Défi A
Relevez toutes les dates mentionnées dans le texte sur la chartreuse de Bouvante.

Passage cité
--

En 1144, sept ans après la création de l’ abbaye cistercienne de Léoncel, une chartreuse, dite « du Val Sainte Marie de Bouvante », trouvait place dans une petite combe creusée par les affluents du Chaillard au flanc d’un mont jalonné par la Rochette et le Serre de Pélandré, et dominant la partie nord du large val de Saint-Jean en Royans.et de Bouvante-le-Bas. Alors que depuis 1169-1173, les cisterciens progressaient par le jeu des donations en direction du col de la Bataille (alors nommé dans les textes « col d’Omblèze ») et de l’alpage d’Ambel, les chartreux firent l’objet en 1189-90 d’une très importante donation qui les installa au contact même des moines de Léoncel.
Cette donation émanait du monastère bénédictin de Saint-Bénigne de Dijon qui administrait l’église et la paroisse de Saint-Pierre de Bouvante installée dns la vaste combe de Bouvante le Haut. L’abbé de Saint-Bénigne restituait l’église de Saint-Pierre de Bouvante et tous ses droits spirituels à Robert, évêque de Die, et, moyennant 112 marcs d’argent, cédait à la chartreuse ses autres possessions et droits, ainsi qu’une vigne à Oriol. Quelques jours plus tard, l’évêque de Die concédait aux moines du Val Sainte-Marie l’institution du prêtre de l’église de Bouvante, sous condition de le lui présenter et de pourvoir à ses beso ins. Les chartreux devaient offrir au prélat une livre d’encens chaque année à la cathédrale de Die. Le comte de Valentinois, favorisa la transaction en fournissant aux chartreux une monnaie d’échange, en l’occurrence ses propres droits comtaux sur le prieuré fondé par Saint-Bénigne à Montmeyran dans la plaine de Valence. Dans un « bref » du 21 juillet 1190, le pape Clément III approuva le transfert de la paroisse et l’autorité des chartreux .

--

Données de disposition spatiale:

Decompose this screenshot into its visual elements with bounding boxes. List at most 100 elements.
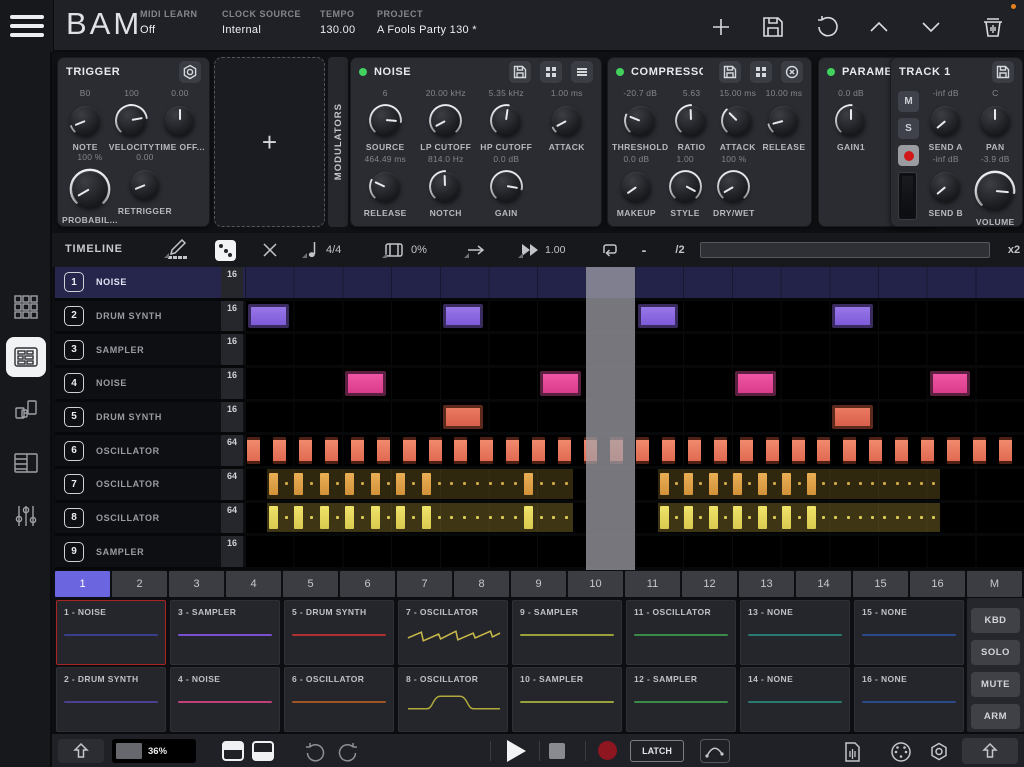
split-bottom-view-button[interactable] xyxy=(252,741,274,761)
step-bar[interactable] xyxy=(766,437,779,464)
pattern-cell-14[interactable]: 14 - NONE xyxy=(740,667,850,732)
pattern-cell-3[interactable]: 3 - SAMPLER xyxy=(170,600,280,665)
pattern-cell-9[interactable]: 9 - SAMPLER xyxy=(512,600,622,665)
scene-tab-14[interactable]: 14 xyxy=(796,571,851,597)
track-row-2[interactable]: 2DRUM SYNTH16 xyxy=(55,301,245,332)
time-signature-button[interactable]: 4/4 xyxy=(302,238,358,262)
grid-row-6[interactable] xyxy=(245,435,1024,466)
step-bar[interactable] xyxy=(792,437,805,464)
step-bar[interactable] xyxy=(247,437,260,464)
pattern-cell-10[interactable]: 10 - SAMPLER xyxy=(512,667,622,732)
step-bar[interactable] xyxy=(454,437,467,464)
sidebar-item-sequencer[interactable] xyxy=(6,337,46,377)
grid-row-5[interactable] xyxy=(245,402,1024,433)
double-label[interactable]: x2 xyxy=(1004,238,1024,262)
knob-dial[interactable] xyxy=(927,168,964,205)
pattern-cell-11[interactable]: 11 - OSCILLATOR xyxy=(626,600,736,665)
pattern-cell-4[interactable]: 4 - NOISE xyxy=(170,667,280,732)
automation-button[interactable] xyxy=(700,739,730,763)
scene-tab-16[interactable]: 16 xyxy=(910,571,965,597)
step-bar[interactable] xyxy=(662,437,675,464)
step-bar[interactable] xyxy=(532,437,545,464)
scene-tab-13[interactable]: 13 xyxy=(739,571,794,597)
split-top-view-button[interactable] xyxy=(222,741,244,761)
active-dot[interactable] xyxy=(616,68,624,76)
scene-tab-6[interactable]: 6 xyxy=(340,571,395,597)
note-clip[interactable] xyxy=(658,503,940,533)
scene-tab-15[interactable]: 15 xyxy=(853,571,908,597)
repeat-button[interactable] xyxy=(598,238,622,262)
step-bar[interactable] xyxy=(973,437,986,464)
mute-button[interactable]: M xyxy=(898,91,919,112)
sidebar-item-launch-grid[interactable] xyxy=(6,287,46,327)
knob-dial[interactable] xyxy=(622,102,659,139)
record-button[interactable] xyxy=(598,741,617,760)
knob-dial[interactable] xyxy=(673,102,710,139)
step-bar[interactable] xyxy=(299,437,312,464)
step-bar[interactable] xyxy=(740,437,753,464)
knob-dial[interactable] xyxy=(113,102,150,139)
knob-dial[interactable] xyxy=(977,102,1014,139)
step-bar[interactable] xyxy=(558,437,571,464)
step-bar[interactable] xyxy=(429,437,442,464)
step-bar[interactable] xyxy=(480,437,493,464)
pattern-block[interactable] xyxy=(443,304,484,329)
step-bar[interactable] xyxy=(636,437,649,464)
grid-row-2[interactable] xyxy=(245,301,1024,332)
pattern-cell-12[interactable]: 12 - SAMPLER xyxy=(626,667,736,732)
knob-dial[interactable] xyxy=(927,102,964,139)
follow-playhead-button[interactable] xyxy=(464,238,498,262)
knob-dial[interactable] xyxy=(367,168,404,205)
midi-icon[interactable] xyxy=(890,741,912,763)
knob-dial[interactable] xyxy=(427,168,464,205)
step-bar[interactable] xyxy=(403,437,416,464)
knob-dial[interactable] xyxy=(488,168,525,205)
pattern-block[interactable] xyxy=(248,304,289,329)
scene-tab-3[interactable]: 3 xyxy=(169,571,224,597)
step-bar[interactable] xyxy=(843,437,856,464)
play-button[interactable] xyxy=(507,740,526,762)
knob-dial[interactable] xyxy=(715,168,752,205)
scene-tab-4[interactable]: 4 xyxy=(226,571,281,597)
record-arm-button[interactable] xyxy=(898,145,919,166)
rate-button[interactable]: 1.00 xyxy=(518,238,576,262)
pattern-cell-1[interactable]: 1 - NOISE xyxy=(56,600,166,665)
settings-hexagon-icon[interactable] xyxy=(928,741,950,763)
draw-tool-button[interactable] xyxy=(164,238,198,262)
knob-dial[interactable] xyxy=(972,168,1018,214)
step-bar[interactable] xyxy=(714,437,727,464)
collapse-up-button[interactable] xyxy=(864,12,894,42)
note-clip[interactable] xyxy=(658,469,940,499)
scene-tab-5[interactable]: 5 xyxy=(283,571,338,597)
scene-tab-M[interactable]: M xyxy=(967,571,1022,597)
scene-tab-11[interactable]: 11 xyxy=(625,571,680,597)
step-bar[interactable] xyxy=(325,437,338,464)
pattern-cell-13[interactable]: 13 - NONE xyxy=(740,600,850,665)
loop-length-button[interactable]: 0% xyxy=(382,238,446,262)
grid-row-3[interactable] xyxy=(245,334,1024,365)
modulators-tab[interactable]: MODULATORS xyxy=(328,57,348,227)
hamburger-menu-button[interactable] xyxy=(0,0,54,52)
step-bar[interactable] xyxy=(377,437,390,464)
pattern-block[interactable] xyxy=(345,371,386,396)
grid-view-icon[interactable] xyxy=(750,61,772,83)
step-bar[interactable] xyxy=(895,437,908,464)
step-bar[interactable] xyxy=(869,437,882,464)
stop-button[interactable] xyxy=(549,743,565,759)
step-bar[interactable] xyxy=(947,437,960,464)
settings-hexagon-icon[interactable] xyxy=(179,61,201,83)
grid-row-4[interactable] xyxy=(245,368,1024,399)
step-bar[interactable] xyxy=(351,437,364,464)
pattern-block[interactable] xyxy=(638,304,679,329)
step-bar[interactable] xyxy=(999,437,1012,464)
undo-button[interactable] xyxy=(302,740,326,764)
playhead[interactable] xyxy=(586,267,635,570)
active-dot[interactable] xyxy=(359,68,367,76)
side-button-solo[interactable]: SOLO xyxy=(971,640,1020,665)
topbar-field-tempo[interactable]: TEMPO130.00 xyxy=(320,9,355,36)
knob-dial[interactable] xyxy=(719,102,756,139)
collapse-panel-button[interactable] xyxy=(962,738,1018,764)
track-row-9[interactable]: 9SAMPLER16 xyxy=(55,536,245,567)
scene-tab-1[interactable]: 1 xyxy=(55,571,110,597)
knob-dial[interactable] xyxy=(67,166,113,212)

--

Défi B
Reproduisez à l'identique les lignes des enregistrements en commençant par celle qui contient "split-bottom-view-button[interactable] xyxy=(252,741,274,761)" et en terminant par celle qui contient "knob-dial[interactable] xyxy=(927,168,964,205)", ces deux lignes comprises.

Résultat A
- 1144
- 1169-1173
- 1189-90
- 21 juillet 1190

Résultat B
split-bottom-view-button[interactable] xyxy=(252,741,274,761)
step-bar[interactable] xyxy=(766,437,779,464)
pattern-cell-14[interactable]: 14 - NONE xyxy=(740,667,850,732)
pattern-cell-3[interactable]: 3 - SAMPLER xyxy=(170,600,280,665)
pattern-cell-9[interactable]: 9 - SAMPLER xyxy=(512,600,622,665)
scene-tab-14[interactable]: 14 xyxy=(796,571,851,597)
track-row-2[interactable]: 2DRUM SYNTH16 xyxy=(55,301,245,332)
time-signature-button[interactable]: 4/4 xyxy=(302,238,358,262)
grid-row-6[interactable] xyxy=(245,435,1024,466)
step-bar[interactable] xyxy=(792,437,805,464)
step-bar[interactable] xyxy=(247,437,260,464)
pattern-cell-10[interactable]: 10 - SAMPLER xyxy=(512,667,622,732)
step-bar[interactable] xyxy=(454,437,467,464)
sidebar-item-sequencer[interactable] xyxy=(6,337,46,377)
grid-row-5[interactable] xyxy=(245,402,1024,433)
double-label[interactable]: x2 xyxy=(1004,238,1024,262)
knob-dial[interactable] xyxy=(927,168,964,205)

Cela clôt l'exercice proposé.